> AIM: Go through the entries below and copy each line containing the word "name".

Figure data in JSON
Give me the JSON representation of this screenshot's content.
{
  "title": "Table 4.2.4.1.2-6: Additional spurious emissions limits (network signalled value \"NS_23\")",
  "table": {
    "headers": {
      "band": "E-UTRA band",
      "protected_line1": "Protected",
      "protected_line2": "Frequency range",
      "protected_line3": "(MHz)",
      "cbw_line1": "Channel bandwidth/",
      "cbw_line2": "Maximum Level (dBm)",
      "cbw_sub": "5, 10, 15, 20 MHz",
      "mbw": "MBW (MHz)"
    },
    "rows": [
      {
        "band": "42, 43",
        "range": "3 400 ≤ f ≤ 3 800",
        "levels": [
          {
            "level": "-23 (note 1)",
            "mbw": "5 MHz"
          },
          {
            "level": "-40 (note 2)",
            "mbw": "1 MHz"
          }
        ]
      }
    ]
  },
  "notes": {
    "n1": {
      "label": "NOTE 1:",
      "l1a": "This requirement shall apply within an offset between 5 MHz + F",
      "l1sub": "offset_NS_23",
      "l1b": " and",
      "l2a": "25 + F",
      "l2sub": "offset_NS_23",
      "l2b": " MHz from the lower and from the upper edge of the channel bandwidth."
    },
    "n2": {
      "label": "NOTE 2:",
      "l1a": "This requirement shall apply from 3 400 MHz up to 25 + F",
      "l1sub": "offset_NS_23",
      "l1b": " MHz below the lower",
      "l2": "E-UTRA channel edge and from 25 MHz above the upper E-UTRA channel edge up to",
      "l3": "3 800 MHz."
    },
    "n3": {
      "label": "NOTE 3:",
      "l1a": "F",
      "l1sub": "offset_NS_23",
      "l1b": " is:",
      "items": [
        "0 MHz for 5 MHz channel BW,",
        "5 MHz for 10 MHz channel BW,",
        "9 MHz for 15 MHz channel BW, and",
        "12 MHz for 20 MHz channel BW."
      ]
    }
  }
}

--

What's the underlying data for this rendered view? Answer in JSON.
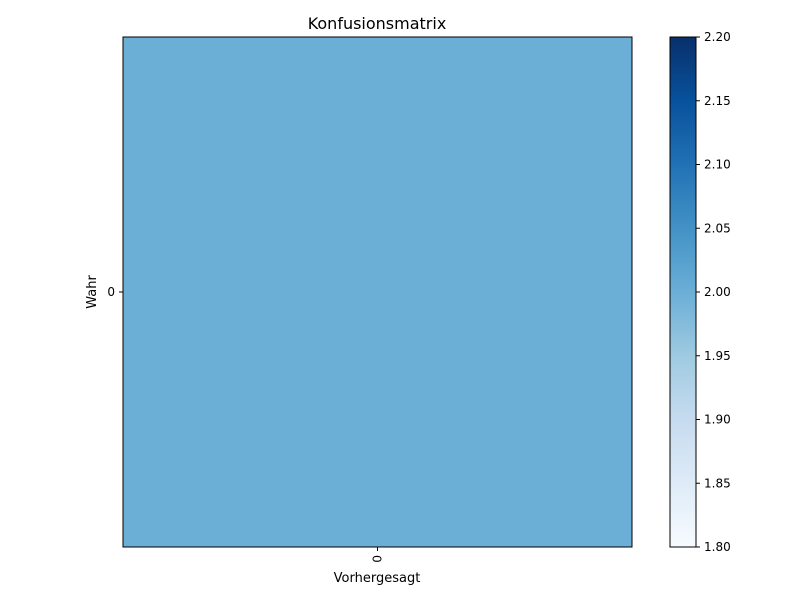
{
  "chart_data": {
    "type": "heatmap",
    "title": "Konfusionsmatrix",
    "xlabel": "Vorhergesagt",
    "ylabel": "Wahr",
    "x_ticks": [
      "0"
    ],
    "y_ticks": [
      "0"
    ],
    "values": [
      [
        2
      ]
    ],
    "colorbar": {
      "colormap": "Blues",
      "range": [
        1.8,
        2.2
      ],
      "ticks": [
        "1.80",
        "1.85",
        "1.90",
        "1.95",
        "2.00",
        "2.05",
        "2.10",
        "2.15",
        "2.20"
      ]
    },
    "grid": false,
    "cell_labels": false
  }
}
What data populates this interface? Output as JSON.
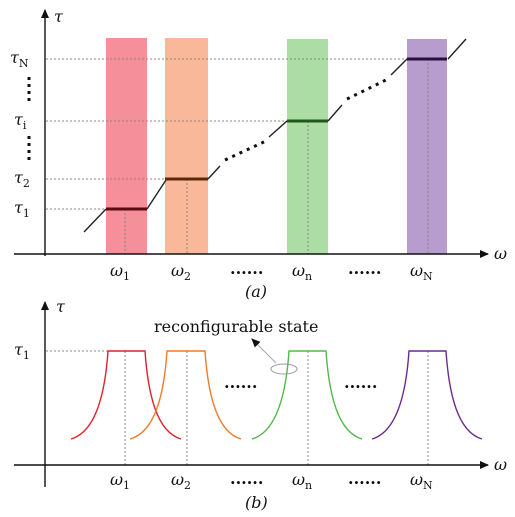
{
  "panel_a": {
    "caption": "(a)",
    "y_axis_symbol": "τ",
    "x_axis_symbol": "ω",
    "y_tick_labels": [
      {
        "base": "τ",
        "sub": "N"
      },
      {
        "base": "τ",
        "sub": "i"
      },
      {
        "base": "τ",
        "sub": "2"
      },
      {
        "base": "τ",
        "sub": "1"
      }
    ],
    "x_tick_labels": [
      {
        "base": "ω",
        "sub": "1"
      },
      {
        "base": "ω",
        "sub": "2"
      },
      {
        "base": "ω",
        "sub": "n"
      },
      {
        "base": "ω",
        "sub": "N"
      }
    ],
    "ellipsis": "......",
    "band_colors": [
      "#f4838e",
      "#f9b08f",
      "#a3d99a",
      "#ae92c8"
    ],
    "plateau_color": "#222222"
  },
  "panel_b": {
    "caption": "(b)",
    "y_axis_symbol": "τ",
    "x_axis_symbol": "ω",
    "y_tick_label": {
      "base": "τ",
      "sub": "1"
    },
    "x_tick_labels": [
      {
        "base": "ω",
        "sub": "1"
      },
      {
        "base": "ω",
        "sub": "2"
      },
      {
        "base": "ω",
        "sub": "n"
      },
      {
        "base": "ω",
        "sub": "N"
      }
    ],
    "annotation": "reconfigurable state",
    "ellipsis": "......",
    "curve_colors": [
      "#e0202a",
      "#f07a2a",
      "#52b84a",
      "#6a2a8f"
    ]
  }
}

--

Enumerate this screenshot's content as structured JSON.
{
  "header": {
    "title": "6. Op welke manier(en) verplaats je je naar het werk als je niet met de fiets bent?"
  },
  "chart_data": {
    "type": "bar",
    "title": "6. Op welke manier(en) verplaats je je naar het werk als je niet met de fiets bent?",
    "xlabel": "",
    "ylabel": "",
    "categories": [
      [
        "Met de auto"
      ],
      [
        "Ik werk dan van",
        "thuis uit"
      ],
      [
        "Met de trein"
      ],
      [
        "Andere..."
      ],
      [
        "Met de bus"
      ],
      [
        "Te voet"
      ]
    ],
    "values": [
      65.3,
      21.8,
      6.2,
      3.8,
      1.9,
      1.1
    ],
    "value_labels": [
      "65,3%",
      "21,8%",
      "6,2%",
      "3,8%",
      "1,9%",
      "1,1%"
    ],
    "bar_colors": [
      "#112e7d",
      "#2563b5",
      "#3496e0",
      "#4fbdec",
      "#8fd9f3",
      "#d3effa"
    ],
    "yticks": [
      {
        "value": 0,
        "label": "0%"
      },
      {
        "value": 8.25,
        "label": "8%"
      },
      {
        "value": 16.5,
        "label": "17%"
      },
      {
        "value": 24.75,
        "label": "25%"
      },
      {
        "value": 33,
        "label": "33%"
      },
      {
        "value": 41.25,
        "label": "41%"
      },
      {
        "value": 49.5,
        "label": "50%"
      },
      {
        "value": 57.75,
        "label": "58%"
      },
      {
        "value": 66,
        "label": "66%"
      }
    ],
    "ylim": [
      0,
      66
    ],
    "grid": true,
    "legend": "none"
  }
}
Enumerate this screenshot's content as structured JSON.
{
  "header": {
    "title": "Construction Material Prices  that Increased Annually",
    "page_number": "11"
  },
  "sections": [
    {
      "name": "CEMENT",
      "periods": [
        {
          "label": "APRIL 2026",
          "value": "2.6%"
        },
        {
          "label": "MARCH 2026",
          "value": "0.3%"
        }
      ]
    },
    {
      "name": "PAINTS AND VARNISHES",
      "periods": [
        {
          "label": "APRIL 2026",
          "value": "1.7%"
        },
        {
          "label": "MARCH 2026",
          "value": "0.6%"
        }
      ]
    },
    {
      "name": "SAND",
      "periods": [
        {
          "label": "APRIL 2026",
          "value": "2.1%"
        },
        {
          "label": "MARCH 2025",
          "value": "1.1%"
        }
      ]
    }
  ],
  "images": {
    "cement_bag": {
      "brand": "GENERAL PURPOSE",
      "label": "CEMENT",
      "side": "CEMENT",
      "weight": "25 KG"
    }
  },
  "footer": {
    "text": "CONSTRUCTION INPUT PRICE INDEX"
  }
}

> ANSWER TO THIS EXERCISE:
      "name": "CEMENT",
      "name": "PAINTS AND VARNISHES",
      "name": "SAND",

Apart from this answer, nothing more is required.